Objective: Pictures do not belong in your copy. Repeat all the other data exactly.

Records for the task:
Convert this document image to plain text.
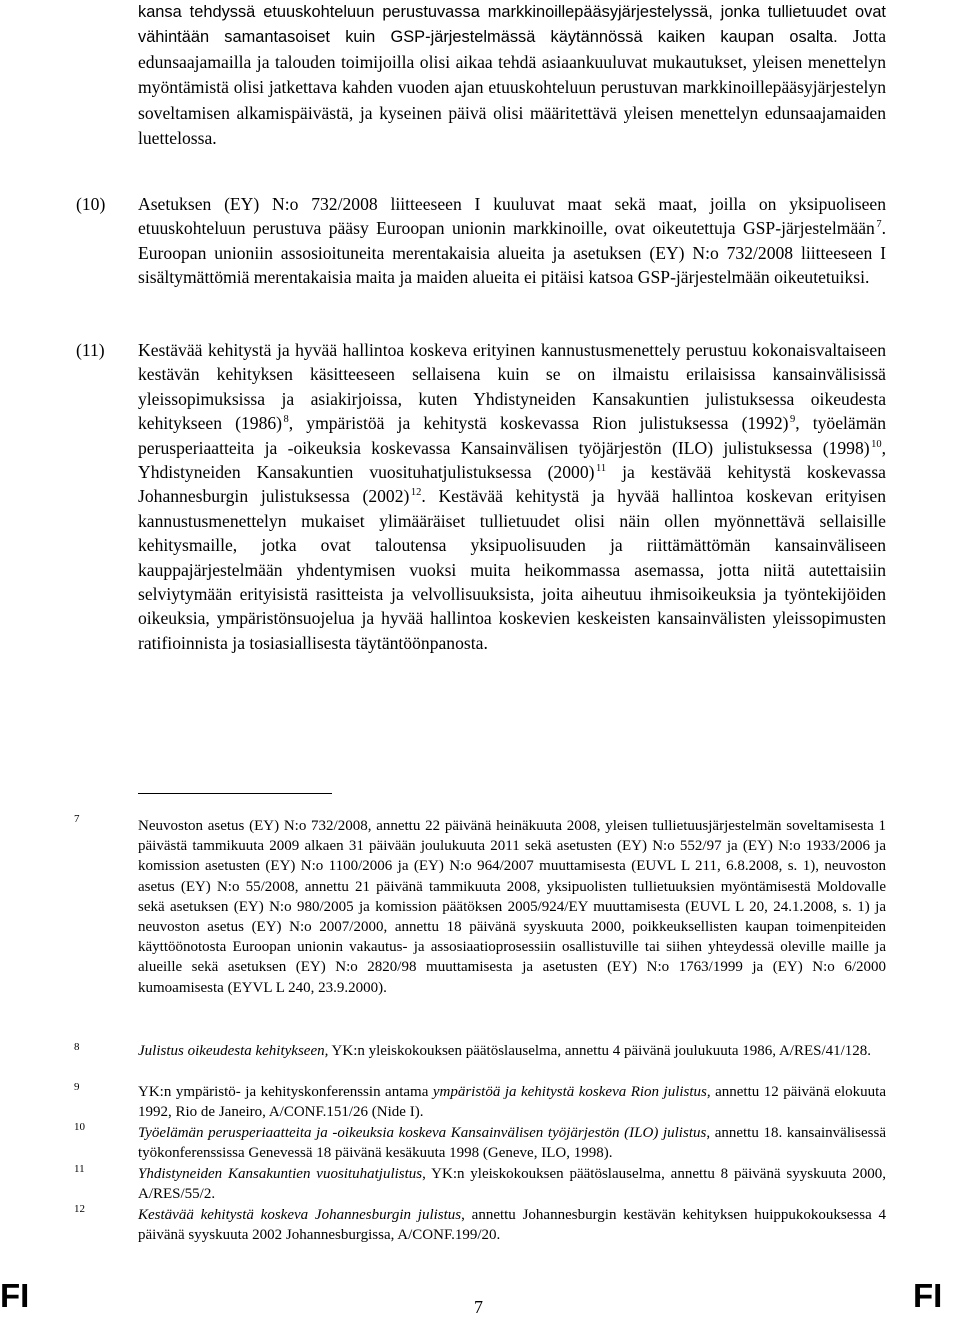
kansa tehdyssä etuuskohteluun perustuvassa markkinoillepääsyjärjestelyssä, jonka tullietuudet ovat vähintään samantasoiset kuin GSP-järjestelmässä käytännössä kaiken kaupan osalta. Jotta edunsaajamailla ja talouden toimijoilla olisi aikaa tehdä asiaankuuluvat mukautukset, yleisen menettelyn myöntämistä olisi jatkettava kahden vuoden ajan etuuskohteluun perustuvan markkinoillepääsyjärjestelyn soveltamisen alkamispäivästä, ja kyseinen päivä olisi määritettävä yleisen menettelyn edunsaajamaiden luettelossa.

(10) Asetuksen (EY) N:o 732/2008 liitteeseen I kuuluvat maat sekä maat, joilla on yksipuoliseen etuuskohteluun perustuva pääsy Euroopan unionin markkinoille, ovat oikeutettuja GSP-järjestelmään $^7$. Euroopan unioniin assosioituneita merentakaisia alueita ja asetuksen (EY) N:o 732/2008 liitteeseen I sisältymättömiä merentakaisia maita ja maiden alueita ei pitäisi katsoa GSP-järjestelmään oikeutetuiksi.

(11) Kestävää kehitystä ja hyvää hallintoa koskeva erityinen kannustusmenettely perustuu kokonaisvaltaiseen kestävän kehityksen käsitteeseen sellaisena kuin se on ilmaistu erilaisissa kansainvälisissä yleissopimuksissa ja asiakirjoissa, kuten Yhdistyneiden Kansakuntien julistuksessa oikeudesta kehitykseen (1986) $^8$, ympäristöä ja kehitystä koskevassa Rion julistuksessa (1992) $^9$, työelämän perusperiaatteita ja -oikeuksia koskevassa Kansainvälisen työjärjestön (ILO) julistuksessa (1998) $^{10}$, Yhdistyneiden Kansakuntien vuosituhatjulistuksessa (2000) $^{11}$ ja kestävää kehitystä koskevassa Johannesburgin julistuksessa (2002) $^{12}$. Kestävää kehitystä ja hyvää hallintoa koskevan erityisen kannustusmenettelyn mukaiset ylimääräiset tullietuudet olisi näin ollen myönnettävä sellaisille kehitysmaille, jotka ovat taloutensa yksipuolisuuden ja riittämättömän kansainväliseen kauppajärjestelmään yhdentymisen vuoksi muita heikommassa asemassa, jotta niitä autettaisiin selviytymään erityisistä rasitteista ja velvollisuuksista, joita aiheutuu ihmisoikeuksia ja työntekijöiden oikeuksia, ympäristönsuojelua ja hyvää hallintoa koskevien keskeisten kansainvälisten yleissopimusten ratifioinnista ja tosiasiallisesta täytäntöönpanosta.

7	Neuvoston asetus (EY) N:o 732/2008, annettu 22 päivänä heinäkuuta 2008, yleisen tullietuusjärjestelmän soveltamisesta 1 päivästä tammikuuta 2009 alkaen 31 päivään joulukuuta 2011 sekä asetusten (EY) N:o 552/97 ja (EY) N:o 1933/2006 ja komission asetusten (EY) N:o 1100/2006 ja (EY) N:o 964/2007 muuttamisesta (EUVL L 211, 6.8.2008, s. 1), neuvoston asetus (EY) N:o 55/2008, annettu 21 päivänä tammikuuta 2008, yksipuolisten tullietuuksien myöntämisestä Moldovalle sekä asetuksen (EY) N:o 980/2005 ja komission päätöksen 2005/924/EY muuttamisesta (EUVL L 20, 24.1.2008, s. 1) ja neuvoston asetus (EY) N:o 2007/2000, annettu 18 päivänä syyskuuta 2000, poikkeuksellisten kaupan toimenpiteiden käyttöönotosta Euroopan unionin vakautus- ja assosiaatioprosessiin osallistuville tai siihen yhteydessä oleville maille ja alueille sekä asetuksen (EY) N:o 2820/98 muuttamisesta ja asetusten (EY) N:o 1763/1999 ja (EY) N:o 6/2000 kumoamisesta (EYVL L 240, 23.9.2000).

8	Julistus oikeudesta kehitykseen, YK:n yleiskokouksen päätöslauselma, annettu 4 päivänä joulukuuta 1986, A/RES/41/128.

9	YK:n ympäristö- ja kehityskonferenssin antama ympäristöä ja kehitystä koskeva Rion julistus, annettu 12 päivänä elokuuta 1992, Rio de Janeiro, A/CONF.151/26 (Nide I).

10	Työelämän perusperiaatteita ja -oikeuksia koskeva Kansainvälisen työjärjestön (ILO) julistus, annettu 18. kansainvälisessä työkonferenssissa Genevessä 18 päivänä kesäkuuta 1998 (Geneve, ILO, 1998).

11	Yhdistyneiden Kansakuntien vuosituhatjulistus, YK:n yleiskokouksen päätöslauselma, annettu 8 päivänä syyskuuta 2000, A/RES/55/2.

12	Kestävää kehitystä koskeva Johannesburgin julistus, annettu Johannesburgin kestävän kehityksen huippukokouksessa 4 päivänä syyskuuta 2002 Johannesburgissa, A/CONF.199/20.

FI	7	FI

Task solution:
Convert this document image to plain text.
kansa tehdyssä etuuskohteluun perustuvassa markkinoillepääsyjärjestelyssä, jonka tullietuudet ovat vähintään samantasoiset kuin GSP-järjestelmässä käytännössä kaiken kaupan osalta. Jotta edunsaajamailla ja talouden toimijoilla olisi aikaa tehdä asiaankuuluvat mukautukset, yleisen menettelyn myöntämistä olisi jatkettava kahden vuoden ajan etuuskohteluun perustuvan markkinoillepääsyjärjestelyn soveltamisen alkamispäivästä, ja kyseinen päivä olisi määritettävä yleisen menettelyn edunsaajamaiden luettelossa.

(10) Asetuksen (EY) N:o 732/2008 liitteeseen I kuuluvat maat sekä maat, joilla on yksipuoliseen etuuskohteluun perustuva pääsy Euroopan unionin markkinoille, ovat oikeutettuja GSP-järjestelmään $^7$. Euroopan unioniin assosioituneita merentakaisia alueita ja asetuksen (EY) N:o 732/2008 liitteeseen I sisältymättömiä merentakaisia maita ja maiden alueita ei pitäisi katsoa GSP-järjestelmään oikeutetuiksi.

(11) Kestävää kehitystä ja hyvää hallintoa koskeva erityinen kannustusmenettely perustuu kokonaisvaltaiseen kestävän kehityksen käsitteeseen sellaisena kuin se on ilmaistu erilaisissa kansainvälisissä yleissopimuksissa ja asiakirjoissa, kuten Yhdistyneiden Kansakuntien julistuksessa oikeudesta kehitykseen (1986) $^8$, ympäristöä ja kehitystä koskevassa Rion julistuksessa (1992) $^9$, työelämän perusperiaatteita ja -oikeuksia koskevassa Kansainvälisen työjärjestön (ILO) julistuksessa (1998) $^{10}$, Yhdistyneiden Kansakuntien vuosituhatjulistuksessa (2000) $^{11}$ ja kestävää kehitystä koskevassa Johannesburgin julistuksessa (2002) $^{12}$. Kestävää kehitystä ja hyvää hallintoa koskevan erityisen kannustusmenettelyn mukaiset ylimääräiset tullietuudet olisi näin ollen myönnettävä sellaisille kehitysmaille, jotka ovat taloutensa yksipuolisuuden ja riittämättömän kansainväliseen kauppajärjestelmään yhdentymisen vuoksi muita heikommassa asemassa, jotta niitä autettaisiin selviytymään erityisistä rasitteista ja velvollisuuksista, joita aiheutuu ihmisoikeuksia ja työntekijöiden oikeuksia, ympäristönsuojelua ja hyvää hallintoa koskevien keskeisten kansainvälisten yleissopimusten ratifioinnista ja tosiasiallisesta täytäntöönpanosta.

7	Neuvoston asetus (EY) N:o 732/2008, annettu 22 päivänä heinäkuuta 2008, yleisen tullietuusjärjestelmän soveltamisesta 1 päivästä tammikuuta 2009 alkaen 31 päivään joulukuuta 2011 sekä asetusten (EY) N:o 552/97 ja (EY) N:o 1933/2006 ja komission asetusten (EY) N:o 1100/2006 ja (EY) N:o 964/2007 muuttamisesta (EUVL L 211, 6.8.2008, s. 1), neuvoston asetus (EY) N:o 55/2008, annettu 21 päivänä tammikuuta 2008, yksipuolisten tullietuuksien myöntämisestä Moldovalle sekä asetuksen (EY) N:o 980/2005 ja komission päätöksen 2005/924/EY muuttamisesta (EUVL L 20, 24.1.2008, s. 1) ja neuvoston asetus (EY) N:o 2007/2000, annettu 18 päivänä syyskuuta 2000, poikkeuksellisten kaupan toimenpiteiden käyttöönotosta Euroopan unionin vakautus- ja assosiaatioprosessiin osallistuville tai siihen yhteydessä oleville maille ja alueille sekä asetuksen (EY) N:o 2820/98 muuttamisesta ja asetusten (EY) N:o 1763/1999 ja (EY) N:o 6/2000 kumoamisesta (EYVL L 240, 23.9.2000).

8	Julistus oikeudesta kehitykseen, YK:n yleiskokouksen päätöslauselma, annettu 4 päivänä joulukuuta 1986, A/RES/41/128.

9	YK:n ympäristö- ja kehityskonferenssin antama ympäristöä ja kehitystä koskeva Rion julistus, annettu 12 päivänä elokuuta 1992, Rio de Janeiro, A/CONF.151/26 (Nide I).

10	Työelämän perusperiaatteita ja -oikeuksia koskeva Kansainvälisen työjärjestön (ILO) julistus, annettu 18. kansainvälisessä työkonferenssissa Genevessä 18 päivänä kesäkuuta 1998 (Geneve, ILO, 1998).

11	Yhdistyneiden Kansakuntien vuosituhatjulistus, YK:n yleiskokouksen päätöslauselma, annettu 8 päivänä syyskuuta 2000, A/RES/55/2.

12	Kestävää kehitystä koskeva Johannesburgin julistus, annettu Johannesburgin kestävän kehityksen huippukokouksessa 4 päivänä syyskuuta 2002 Johannesburgissa, A/CONF.199/20.

FI	7	FI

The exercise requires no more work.